Data entries for graphics
• • •
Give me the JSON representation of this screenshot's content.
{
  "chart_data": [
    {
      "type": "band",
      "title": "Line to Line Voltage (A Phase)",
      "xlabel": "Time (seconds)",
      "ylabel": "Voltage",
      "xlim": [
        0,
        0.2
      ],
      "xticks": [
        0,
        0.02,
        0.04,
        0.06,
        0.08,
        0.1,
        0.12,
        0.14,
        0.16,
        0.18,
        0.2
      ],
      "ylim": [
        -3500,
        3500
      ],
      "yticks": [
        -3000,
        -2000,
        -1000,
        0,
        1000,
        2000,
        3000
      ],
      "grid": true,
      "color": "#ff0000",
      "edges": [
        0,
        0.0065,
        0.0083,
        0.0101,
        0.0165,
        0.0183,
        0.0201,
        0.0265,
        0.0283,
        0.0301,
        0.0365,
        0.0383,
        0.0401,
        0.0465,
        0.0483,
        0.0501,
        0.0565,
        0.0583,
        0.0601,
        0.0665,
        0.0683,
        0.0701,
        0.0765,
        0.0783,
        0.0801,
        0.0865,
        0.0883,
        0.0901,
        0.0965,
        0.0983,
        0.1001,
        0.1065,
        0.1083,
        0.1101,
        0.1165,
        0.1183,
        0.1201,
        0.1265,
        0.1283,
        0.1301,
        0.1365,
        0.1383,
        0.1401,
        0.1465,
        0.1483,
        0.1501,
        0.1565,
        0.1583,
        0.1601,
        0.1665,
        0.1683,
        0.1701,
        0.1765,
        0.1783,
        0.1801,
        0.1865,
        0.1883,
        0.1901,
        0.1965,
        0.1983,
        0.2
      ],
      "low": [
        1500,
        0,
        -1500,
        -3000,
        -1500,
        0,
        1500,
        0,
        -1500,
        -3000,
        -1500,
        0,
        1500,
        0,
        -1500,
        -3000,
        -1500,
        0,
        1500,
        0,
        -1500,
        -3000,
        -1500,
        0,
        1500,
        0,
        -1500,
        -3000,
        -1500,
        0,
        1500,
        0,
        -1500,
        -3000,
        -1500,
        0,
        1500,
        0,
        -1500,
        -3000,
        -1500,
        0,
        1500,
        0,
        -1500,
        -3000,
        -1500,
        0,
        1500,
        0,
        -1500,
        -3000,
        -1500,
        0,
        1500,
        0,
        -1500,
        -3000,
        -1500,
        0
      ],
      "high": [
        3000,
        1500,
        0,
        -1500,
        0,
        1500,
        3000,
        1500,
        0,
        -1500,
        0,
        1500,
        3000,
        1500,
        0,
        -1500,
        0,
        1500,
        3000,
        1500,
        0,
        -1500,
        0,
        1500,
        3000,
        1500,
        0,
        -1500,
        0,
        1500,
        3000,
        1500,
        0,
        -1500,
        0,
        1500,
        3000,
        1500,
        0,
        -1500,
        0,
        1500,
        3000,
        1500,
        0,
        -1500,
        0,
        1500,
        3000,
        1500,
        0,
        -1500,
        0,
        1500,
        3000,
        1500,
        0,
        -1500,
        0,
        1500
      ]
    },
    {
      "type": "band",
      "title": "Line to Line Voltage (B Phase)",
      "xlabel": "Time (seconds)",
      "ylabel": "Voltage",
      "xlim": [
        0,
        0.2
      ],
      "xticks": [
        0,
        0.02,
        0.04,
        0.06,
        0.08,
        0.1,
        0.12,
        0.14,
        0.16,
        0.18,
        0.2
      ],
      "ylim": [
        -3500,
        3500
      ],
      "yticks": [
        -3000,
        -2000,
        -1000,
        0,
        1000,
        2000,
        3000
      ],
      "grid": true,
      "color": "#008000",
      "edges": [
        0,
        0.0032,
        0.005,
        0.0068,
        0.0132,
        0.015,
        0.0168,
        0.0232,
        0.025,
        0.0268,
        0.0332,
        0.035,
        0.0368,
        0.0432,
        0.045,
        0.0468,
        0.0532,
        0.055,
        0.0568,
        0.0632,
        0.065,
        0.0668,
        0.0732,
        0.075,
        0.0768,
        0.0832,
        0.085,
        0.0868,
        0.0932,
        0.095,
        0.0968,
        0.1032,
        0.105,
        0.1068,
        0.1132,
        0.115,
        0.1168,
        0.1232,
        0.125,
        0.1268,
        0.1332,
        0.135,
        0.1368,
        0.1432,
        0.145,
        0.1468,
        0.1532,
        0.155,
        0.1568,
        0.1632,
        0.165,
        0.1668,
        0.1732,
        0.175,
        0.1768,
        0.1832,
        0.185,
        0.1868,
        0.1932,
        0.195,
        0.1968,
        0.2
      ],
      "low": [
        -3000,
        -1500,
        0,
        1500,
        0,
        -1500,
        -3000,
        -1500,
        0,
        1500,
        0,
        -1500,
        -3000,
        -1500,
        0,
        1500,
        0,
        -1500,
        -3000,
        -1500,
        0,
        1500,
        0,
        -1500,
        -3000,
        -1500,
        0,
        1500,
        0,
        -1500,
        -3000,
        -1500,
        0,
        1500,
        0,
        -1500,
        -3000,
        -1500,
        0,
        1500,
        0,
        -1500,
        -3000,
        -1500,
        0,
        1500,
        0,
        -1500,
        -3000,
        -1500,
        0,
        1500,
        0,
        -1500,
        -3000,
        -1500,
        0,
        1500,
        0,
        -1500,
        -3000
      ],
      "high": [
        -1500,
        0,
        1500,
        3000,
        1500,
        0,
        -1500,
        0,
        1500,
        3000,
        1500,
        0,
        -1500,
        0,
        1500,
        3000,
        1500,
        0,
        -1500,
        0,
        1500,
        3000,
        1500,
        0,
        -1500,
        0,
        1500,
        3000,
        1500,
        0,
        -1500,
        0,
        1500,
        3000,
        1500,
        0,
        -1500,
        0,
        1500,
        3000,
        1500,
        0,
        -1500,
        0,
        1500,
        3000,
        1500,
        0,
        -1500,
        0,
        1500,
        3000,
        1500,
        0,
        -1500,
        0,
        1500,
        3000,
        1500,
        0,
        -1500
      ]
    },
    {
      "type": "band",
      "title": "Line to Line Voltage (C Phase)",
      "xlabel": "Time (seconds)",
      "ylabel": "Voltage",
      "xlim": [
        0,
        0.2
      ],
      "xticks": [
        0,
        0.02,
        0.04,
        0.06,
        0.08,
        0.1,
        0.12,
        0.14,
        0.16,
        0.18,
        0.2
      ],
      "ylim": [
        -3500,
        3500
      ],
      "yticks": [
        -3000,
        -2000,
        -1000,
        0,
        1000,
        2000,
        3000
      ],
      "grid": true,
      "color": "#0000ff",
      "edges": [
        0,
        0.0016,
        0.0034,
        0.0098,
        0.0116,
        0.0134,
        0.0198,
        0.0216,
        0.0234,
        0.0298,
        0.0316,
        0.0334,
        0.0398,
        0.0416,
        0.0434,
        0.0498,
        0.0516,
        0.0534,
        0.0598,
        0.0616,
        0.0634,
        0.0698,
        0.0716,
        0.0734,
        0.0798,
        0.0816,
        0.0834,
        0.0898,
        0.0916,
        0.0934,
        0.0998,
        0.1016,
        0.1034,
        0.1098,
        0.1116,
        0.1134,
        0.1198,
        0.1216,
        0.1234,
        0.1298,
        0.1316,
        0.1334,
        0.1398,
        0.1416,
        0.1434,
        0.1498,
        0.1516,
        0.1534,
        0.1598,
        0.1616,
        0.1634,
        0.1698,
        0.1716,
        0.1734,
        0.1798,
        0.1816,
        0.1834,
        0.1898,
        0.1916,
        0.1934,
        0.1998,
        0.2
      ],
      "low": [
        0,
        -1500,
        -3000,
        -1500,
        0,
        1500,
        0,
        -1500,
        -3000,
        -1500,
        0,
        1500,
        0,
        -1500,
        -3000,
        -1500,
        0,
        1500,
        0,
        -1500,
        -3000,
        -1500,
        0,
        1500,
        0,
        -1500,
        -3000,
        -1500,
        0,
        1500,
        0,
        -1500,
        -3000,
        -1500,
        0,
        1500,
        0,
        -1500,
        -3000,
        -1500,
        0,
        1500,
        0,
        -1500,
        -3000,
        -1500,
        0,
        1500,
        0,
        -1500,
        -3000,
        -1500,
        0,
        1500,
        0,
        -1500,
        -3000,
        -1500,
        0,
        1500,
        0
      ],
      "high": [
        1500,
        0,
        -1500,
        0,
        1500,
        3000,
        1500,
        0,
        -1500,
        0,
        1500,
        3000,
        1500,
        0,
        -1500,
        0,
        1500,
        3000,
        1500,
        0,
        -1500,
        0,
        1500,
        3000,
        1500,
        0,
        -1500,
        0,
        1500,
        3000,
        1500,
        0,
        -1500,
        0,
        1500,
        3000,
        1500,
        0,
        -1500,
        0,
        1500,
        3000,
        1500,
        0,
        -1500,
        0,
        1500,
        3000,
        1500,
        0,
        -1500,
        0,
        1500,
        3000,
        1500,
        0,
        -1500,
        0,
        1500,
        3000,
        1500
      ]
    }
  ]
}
• • •
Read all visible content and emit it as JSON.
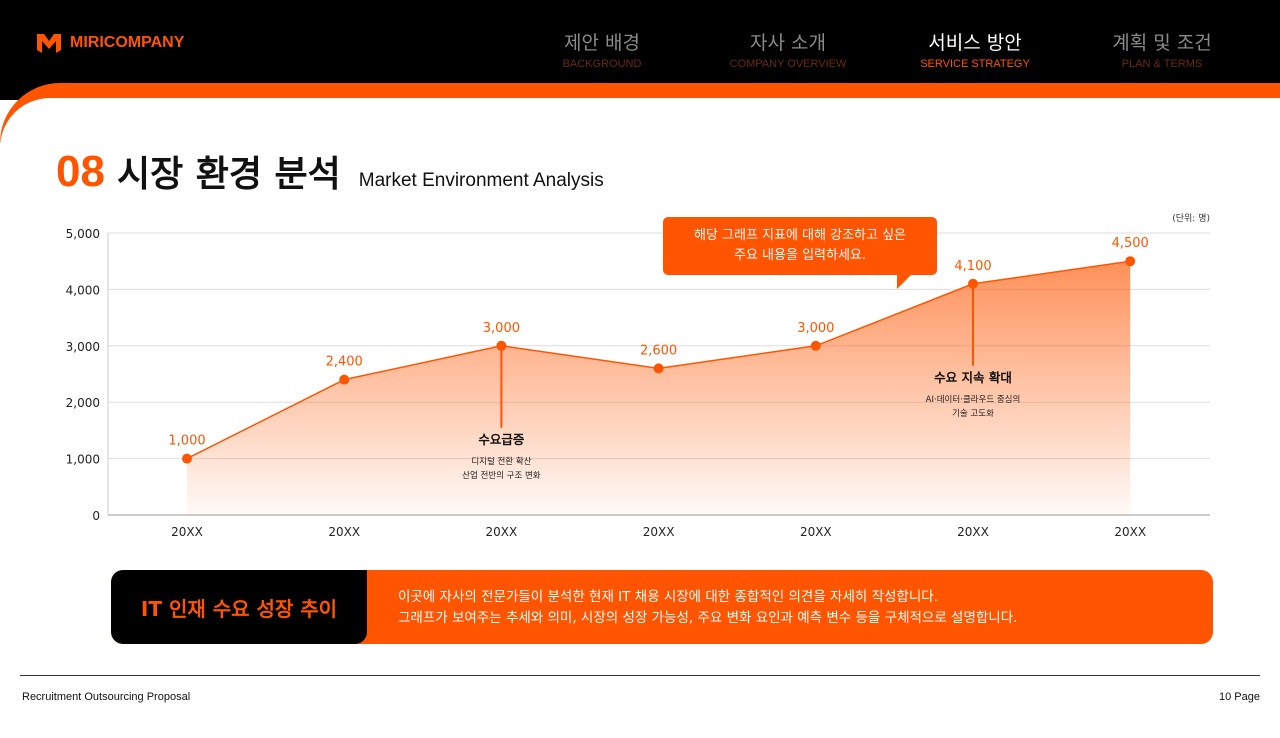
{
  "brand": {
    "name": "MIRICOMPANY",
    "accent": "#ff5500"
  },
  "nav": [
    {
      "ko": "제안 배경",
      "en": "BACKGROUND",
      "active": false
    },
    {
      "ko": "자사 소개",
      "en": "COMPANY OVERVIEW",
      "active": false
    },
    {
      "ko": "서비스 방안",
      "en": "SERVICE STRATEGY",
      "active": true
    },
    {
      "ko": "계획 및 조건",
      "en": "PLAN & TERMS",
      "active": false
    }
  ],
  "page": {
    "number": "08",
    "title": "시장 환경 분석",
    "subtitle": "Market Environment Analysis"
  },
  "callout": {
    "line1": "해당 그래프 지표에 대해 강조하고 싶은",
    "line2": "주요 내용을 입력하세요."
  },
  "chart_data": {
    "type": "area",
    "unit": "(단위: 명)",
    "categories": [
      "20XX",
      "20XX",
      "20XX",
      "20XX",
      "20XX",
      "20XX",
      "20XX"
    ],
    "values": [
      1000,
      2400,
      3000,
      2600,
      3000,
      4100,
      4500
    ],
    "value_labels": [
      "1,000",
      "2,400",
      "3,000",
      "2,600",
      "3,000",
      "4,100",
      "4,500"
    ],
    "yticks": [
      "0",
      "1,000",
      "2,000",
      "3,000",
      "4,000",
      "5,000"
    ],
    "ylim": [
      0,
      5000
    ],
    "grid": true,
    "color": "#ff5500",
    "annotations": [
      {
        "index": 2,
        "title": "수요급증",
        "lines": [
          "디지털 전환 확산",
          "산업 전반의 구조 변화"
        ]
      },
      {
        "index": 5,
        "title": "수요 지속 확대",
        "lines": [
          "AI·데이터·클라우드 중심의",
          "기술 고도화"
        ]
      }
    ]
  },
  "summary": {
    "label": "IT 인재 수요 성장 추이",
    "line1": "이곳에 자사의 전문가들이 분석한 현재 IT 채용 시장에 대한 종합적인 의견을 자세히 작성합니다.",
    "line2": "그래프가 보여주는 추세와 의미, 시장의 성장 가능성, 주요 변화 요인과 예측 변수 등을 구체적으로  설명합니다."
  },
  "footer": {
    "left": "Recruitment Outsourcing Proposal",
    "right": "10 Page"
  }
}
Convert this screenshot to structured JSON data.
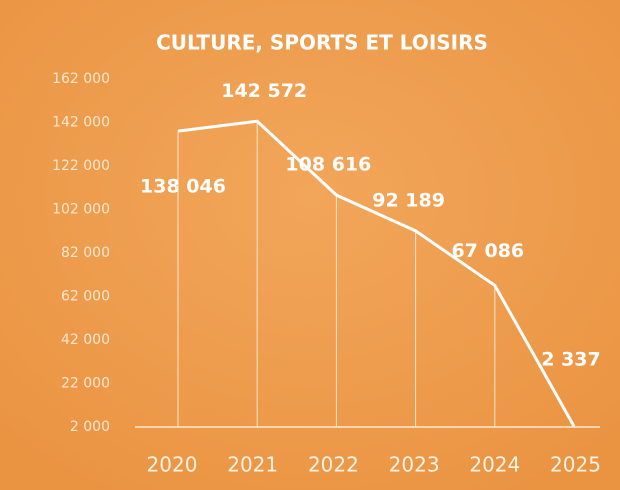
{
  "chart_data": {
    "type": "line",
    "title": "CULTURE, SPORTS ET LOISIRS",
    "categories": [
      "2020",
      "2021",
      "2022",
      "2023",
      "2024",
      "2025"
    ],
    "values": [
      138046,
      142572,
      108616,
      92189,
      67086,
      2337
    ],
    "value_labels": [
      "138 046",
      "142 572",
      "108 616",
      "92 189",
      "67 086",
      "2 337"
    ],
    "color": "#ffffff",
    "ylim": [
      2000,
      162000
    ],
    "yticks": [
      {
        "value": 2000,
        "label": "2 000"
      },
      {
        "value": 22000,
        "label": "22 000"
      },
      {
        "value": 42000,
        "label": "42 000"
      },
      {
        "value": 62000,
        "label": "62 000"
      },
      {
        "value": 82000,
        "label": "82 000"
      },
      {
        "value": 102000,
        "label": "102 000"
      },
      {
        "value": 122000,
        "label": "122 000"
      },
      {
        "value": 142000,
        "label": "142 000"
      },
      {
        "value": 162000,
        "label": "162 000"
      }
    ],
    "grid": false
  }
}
• • •
[Short task] Looking at the data above, show all lines where the word "content" occurs.

[Answer to the exercise]
Give me the JSON representation of this screenshot's content.
Read all visible content and emit it as JSON.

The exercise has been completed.